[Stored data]
____________________

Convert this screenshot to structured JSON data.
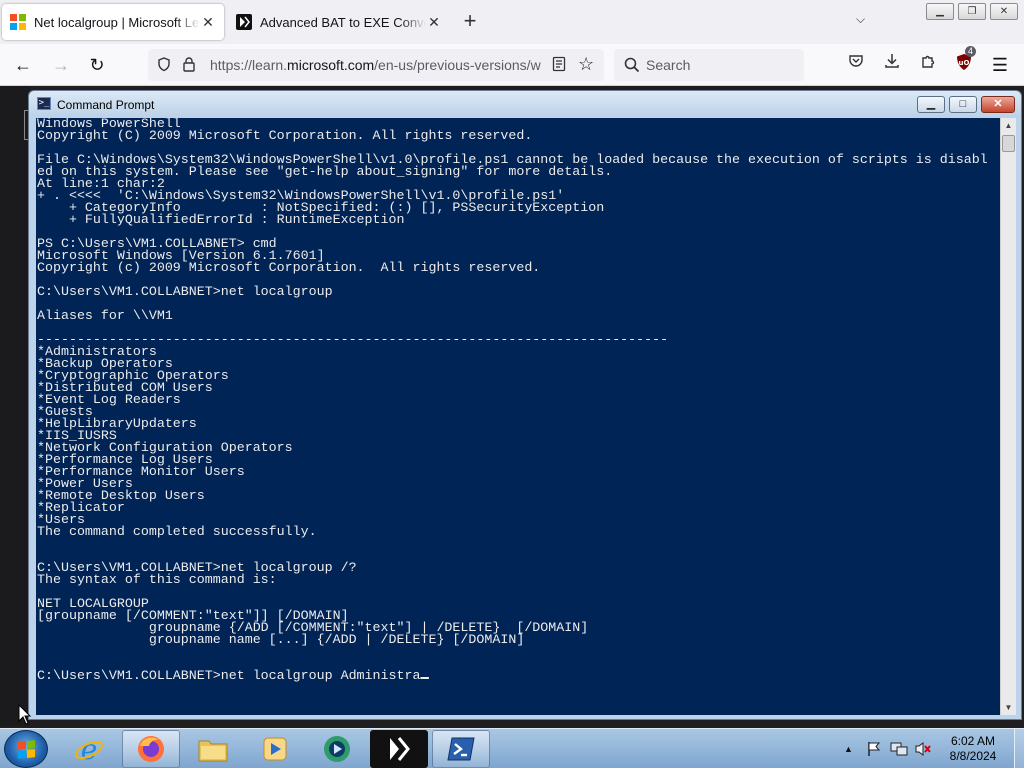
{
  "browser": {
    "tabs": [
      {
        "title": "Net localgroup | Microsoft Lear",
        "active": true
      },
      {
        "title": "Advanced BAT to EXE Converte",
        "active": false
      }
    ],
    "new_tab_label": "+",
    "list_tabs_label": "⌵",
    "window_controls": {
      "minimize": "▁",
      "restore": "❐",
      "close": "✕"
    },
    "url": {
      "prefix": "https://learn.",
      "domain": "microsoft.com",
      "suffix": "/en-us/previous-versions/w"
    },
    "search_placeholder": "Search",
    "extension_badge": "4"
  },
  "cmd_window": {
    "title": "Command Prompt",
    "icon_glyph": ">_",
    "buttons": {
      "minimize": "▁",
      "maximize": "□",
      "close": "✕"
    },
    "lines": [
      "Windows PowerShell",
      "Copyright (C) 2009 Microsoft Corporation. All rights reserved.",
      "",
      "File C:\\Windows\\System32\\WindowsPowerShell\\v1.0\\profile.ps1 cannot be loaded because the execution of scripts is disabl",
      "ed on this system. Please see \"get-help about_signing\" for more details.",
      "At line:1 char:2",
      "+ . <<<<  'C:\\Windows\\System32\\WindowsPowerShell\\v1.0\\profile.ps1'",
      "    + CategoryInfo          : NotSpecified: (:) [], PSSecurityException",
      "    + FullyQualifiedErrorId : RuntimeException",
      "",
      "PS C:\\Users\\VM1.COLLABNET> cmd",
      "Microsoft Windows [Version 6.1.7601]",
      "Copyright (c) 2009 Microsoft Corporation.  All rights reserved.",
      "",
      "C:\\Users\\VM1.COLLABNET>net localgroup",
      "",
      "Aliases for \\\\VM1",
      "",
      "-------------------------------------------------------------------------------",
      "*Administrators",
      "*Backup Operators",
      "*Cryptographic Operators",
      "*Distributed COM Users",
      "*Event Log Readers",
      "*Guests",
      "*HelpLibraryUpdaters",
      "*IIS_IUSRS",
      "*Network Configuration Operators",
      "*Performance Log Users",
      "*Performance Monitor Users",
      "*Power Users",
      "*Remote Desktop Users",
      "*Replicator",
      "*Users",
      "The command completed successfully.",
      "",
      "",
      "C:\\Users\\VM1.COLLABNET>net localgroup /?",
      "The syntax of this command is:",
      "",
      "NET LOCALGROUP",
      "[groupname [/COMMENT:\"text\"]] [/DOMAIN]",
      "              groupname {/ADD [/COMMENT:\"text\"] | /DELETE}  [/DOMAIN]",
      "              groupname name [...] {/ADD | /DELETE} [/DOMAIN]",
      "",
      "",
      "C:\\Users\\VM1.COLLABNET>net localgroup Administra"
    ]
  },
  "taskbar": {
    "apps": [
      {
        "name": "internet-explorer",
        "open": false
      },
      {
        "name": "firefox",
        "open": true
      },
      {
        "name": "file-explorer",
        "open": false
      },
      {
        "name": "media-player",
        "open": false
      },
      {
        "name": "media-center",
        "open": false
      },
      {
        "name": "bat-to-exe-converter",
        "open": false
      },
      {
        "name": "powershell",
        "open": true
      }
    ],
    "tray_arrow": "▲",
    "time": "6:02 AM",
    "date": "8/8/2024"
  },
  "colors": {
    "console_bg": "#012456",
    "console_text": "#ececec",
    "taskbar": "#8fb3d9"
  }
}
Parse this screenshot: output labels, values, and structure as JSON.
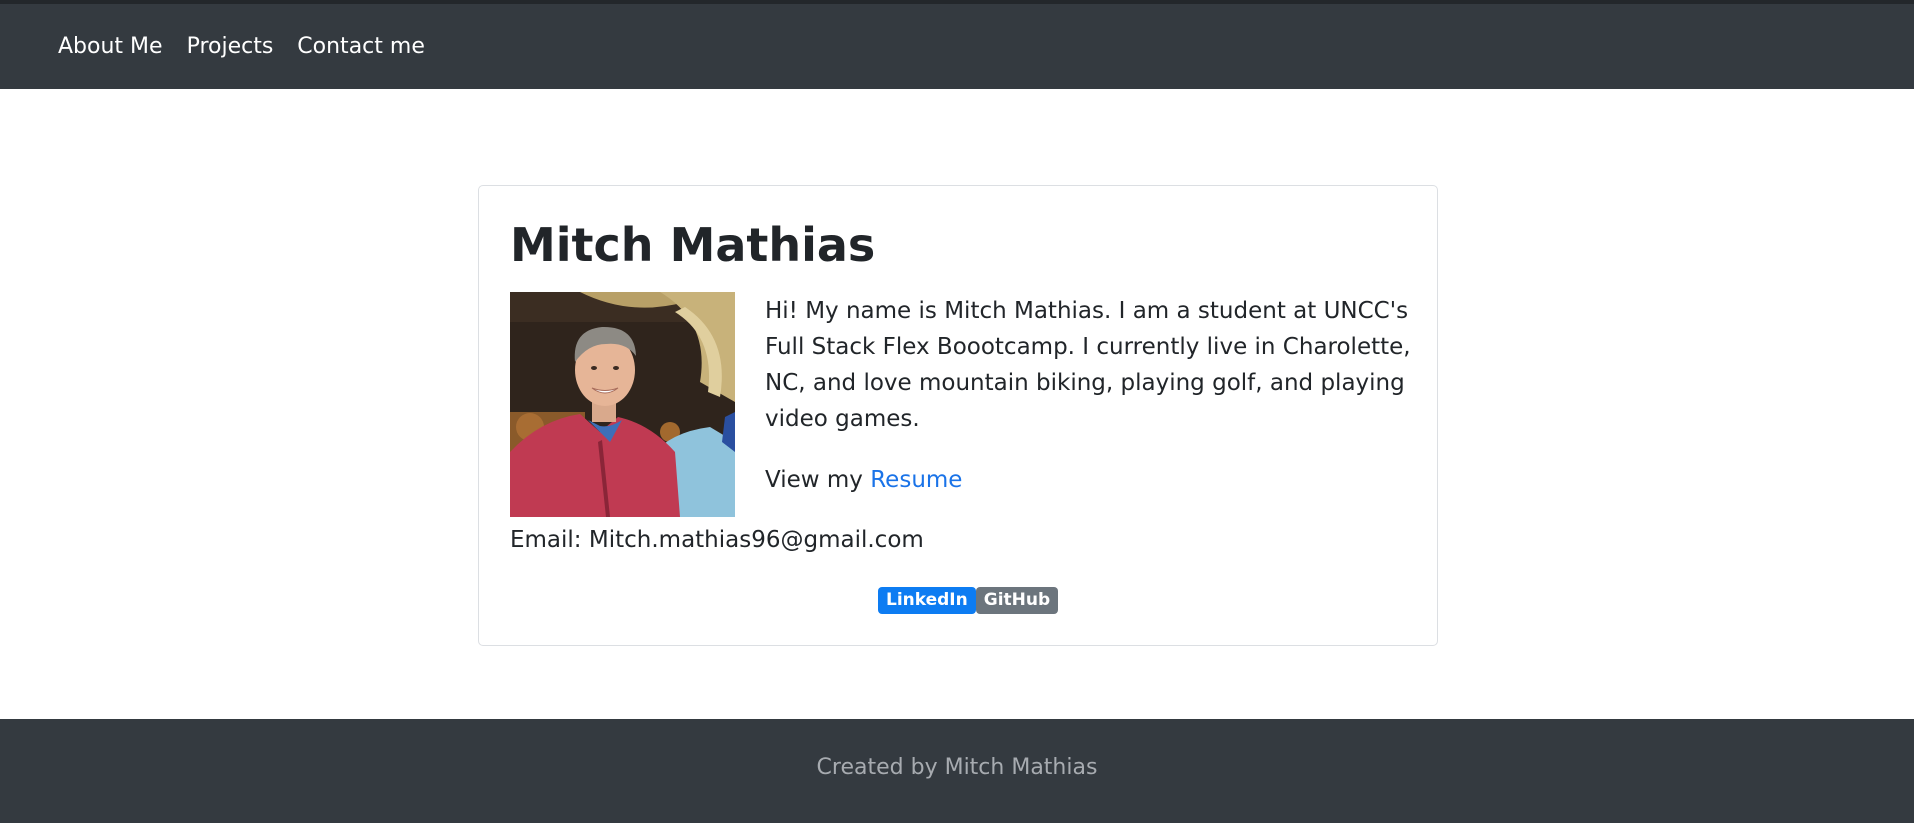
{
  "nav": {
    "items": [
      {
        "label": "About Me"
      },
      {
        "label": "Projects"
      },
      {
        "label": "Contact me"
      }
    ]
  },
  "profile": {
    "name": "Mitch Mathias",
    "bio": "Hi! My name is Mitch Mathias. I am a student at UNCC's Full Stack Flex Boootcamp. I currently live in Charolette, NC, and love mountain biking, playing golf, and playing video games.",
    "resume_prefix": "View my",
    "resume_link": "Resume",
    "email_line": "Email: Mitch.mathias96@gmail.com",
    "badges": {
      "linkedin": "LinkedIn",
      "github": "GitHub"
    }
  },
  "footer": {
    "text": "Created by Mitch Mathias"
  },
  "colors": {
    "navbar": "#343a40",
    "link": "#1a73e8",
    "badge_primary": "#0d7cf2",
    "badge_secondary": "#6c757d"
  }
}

____________________

■ WHAT IS REQUIRED
A number is the only answer here: how many lines of the material above contain "explorer"?

■ EXERCISE RESULT
2